(EXERCISE BRIEF) Copy each line of the records that contains the word "Most".

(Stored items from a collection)
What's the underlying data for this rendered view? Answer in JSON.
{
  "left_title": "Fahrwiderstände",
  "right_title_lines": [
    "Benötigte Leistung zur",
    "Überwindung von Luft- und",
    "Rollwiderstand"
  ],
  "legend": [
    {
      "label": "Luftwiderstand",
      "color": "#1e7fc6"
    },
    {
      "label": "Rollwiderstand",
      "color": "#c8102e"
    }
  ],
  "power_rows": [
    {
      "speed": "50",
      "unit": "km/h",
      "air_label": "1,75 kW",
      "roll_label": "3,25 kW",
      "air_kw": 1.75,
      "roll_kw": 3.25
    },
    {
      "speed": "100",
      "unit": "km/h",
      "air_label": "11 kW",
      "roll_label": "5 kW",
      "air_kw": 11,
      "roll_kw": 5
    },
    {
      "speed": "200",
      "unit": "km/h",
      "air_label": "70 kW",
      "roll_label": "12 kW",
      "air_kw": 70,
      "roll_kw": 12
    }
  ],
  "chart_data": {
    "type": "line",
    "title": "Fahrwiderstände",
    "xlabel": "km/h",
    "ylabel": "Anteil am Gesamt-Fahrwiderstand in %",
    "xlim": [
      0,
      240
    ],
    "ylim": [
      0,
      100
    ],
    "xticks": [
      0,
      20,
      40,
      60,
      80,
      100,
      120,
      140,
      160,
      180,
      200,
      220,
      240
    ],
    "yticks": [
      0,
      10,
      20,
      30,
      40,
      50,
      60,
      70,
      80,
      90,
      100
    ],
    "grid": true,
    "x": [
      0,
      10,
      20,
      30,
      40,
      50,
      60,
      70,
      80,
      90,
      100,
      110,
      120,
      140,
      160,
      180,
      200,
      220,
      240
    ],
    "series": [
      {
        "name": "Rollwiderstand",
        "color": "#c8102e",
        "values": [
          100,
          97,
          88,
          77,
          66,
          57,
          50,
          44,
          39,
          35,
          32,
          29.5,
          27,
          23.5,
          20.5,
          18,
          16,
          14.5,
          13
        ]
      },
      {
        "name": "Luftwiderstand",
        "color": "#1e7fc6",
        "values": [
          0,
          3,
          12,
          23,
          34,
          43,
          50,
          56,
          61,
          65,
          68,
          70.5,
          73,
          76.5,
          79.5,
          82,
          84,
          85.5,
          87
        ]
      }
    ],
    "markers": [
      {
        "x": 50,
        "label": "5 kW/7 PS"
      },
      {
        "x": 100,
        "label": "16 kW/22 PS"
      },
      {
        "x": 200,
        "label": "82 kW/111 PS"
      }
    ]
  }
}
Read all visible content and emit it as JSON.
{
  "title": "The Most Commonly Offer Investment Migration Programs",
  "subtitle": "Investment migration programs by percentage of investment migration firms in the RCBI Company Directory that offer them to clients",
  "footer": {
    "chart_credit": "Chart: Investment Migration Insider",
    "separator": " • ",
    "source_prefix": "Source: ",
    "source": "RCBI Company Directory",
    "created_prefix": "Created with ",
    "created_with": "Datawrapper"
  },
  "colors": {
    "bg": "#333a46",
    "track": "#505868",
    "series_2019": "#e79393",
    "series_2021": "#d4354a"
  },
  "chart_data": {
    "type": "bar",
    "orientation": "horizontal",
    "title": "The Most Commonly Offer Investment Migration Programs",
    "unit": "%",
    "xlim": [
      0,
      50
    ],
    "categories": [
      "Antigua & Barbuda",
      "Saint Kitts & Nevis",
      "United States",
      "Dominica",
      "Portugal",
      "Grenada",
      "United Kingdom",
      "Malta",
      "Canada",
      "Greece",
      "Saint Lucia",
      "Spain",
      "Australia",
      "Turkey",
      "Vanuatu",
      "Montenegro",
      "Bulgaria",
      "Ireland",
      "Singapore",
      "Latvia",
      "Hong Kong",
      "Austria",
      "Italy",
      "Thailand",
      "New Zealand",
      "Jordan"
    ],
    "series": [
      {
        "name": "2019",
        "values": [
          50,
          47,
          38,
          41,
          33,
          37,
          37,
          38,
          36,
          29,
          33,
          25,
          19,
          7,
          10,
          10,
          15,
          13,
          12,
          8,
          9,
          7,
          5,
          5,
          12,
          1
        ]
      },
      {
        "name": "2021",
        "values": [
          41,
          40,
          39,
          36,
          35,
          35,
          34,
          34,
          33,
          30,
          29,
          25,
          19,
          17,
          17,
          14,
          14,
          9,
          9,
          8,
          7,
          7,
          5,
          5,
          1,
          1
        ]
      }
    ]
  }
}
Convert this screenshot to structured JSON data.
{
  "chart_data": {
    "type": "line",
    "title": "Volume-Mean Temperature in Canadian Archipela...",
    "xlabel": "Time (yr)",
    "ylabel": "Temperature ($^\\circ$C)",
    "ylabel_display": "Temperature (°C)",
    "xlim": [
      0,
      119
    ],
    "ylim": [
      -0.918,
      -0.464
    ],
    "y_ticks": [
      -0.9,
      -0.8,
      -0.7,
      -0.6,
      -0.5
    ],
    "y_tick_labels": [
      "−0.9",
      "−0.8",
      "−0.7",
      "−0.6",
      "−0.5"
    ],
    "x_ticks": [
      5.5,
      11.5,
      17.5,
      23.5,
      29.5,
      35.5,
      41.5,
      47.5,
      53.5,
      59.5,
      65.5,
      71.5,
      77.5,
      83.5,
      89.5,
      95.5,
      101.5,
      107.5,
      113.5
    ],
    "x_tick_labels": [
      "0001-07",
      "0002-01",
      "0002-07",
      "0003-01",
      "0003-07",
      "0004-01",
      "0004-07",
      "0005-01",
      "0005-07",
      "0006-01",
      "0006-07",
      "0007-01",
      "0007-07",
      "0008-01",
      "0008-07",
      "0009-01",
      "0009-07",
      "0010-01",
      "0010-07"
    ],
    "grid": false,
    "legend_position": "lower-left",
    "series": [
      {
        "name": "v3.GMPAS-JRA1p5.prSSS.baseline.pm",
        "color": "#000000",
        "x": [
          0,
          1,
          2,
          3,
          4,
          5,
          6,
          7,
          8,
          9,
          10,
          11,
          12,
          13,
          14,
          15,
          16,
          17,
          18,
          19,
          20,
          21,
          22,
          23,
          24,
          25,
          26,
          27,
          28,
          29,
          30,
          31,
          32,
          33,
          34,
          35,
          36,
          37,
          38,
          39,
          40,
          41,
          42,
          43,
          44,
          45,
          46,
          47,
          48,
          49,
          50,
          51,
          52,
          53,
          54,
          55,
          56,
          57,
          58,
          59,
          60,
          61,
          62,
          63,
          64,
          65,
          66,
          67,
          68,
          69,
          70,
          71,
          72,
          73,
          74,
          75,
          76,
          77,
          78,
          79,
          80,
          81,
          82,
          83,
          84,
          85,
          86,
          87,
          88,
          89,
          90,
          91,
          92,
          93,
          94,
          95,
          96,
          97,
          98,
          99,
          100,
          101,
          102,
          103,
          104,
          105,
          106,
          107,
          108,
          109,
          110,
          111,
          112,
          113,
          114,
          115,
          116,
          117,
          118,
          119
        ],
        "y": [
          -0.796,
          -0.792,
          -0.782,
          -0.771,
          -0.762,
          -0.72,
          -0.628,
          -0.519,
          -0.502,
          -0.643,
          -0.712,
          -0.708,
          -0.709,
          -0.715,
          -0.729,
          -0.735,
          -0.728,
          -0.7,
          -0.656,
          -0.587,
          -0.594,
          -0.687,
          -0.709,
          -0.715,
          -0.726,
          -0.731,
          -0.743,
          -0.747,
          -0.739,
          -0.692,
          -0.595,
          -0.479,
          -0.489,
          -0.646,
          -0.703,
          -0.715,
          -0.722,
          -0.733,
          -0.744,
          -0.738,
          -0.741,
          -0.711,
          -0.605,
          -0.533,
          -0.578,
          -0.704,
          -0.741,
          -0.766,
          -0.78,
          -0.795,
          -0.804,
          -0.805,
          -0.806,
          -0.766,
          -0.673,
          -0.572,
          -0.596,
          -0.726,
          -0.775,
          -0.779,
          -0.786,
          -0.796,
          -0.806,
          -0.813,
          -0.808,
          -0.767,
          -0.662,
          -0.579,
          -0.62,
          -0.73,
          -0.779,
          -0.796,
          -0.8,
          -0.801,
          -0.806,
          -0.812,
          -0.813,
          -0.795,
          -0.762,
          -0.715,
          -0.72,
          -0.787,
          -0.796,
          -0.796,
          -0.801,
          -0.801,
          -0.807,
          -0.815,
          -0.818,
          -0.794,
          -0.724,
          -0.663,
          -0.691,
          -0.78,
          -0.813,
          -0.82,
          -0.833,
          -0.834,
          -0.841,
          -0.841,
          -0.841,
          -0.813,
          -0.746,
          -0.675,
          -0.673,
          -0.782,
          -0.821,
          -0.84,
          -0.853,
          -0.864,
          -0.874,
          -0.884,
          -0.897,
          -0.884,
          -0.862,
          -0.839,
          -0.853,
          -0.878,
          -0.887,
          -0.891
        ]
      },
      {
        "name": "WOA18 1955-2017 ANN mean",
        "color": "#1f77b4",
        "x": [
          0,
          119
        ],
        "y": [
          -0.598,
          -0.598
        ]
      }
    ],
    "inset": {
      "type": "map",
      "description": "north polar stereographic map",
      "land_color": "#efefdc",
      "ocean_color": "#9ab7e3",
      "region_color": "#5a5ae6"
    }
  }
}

(RESULT OF THIS EXERCISE)
  "title": "The Most Commonly Offer Investment Migration Programs",
    "title": "The Most Commonly Offer Investment Migration Programs",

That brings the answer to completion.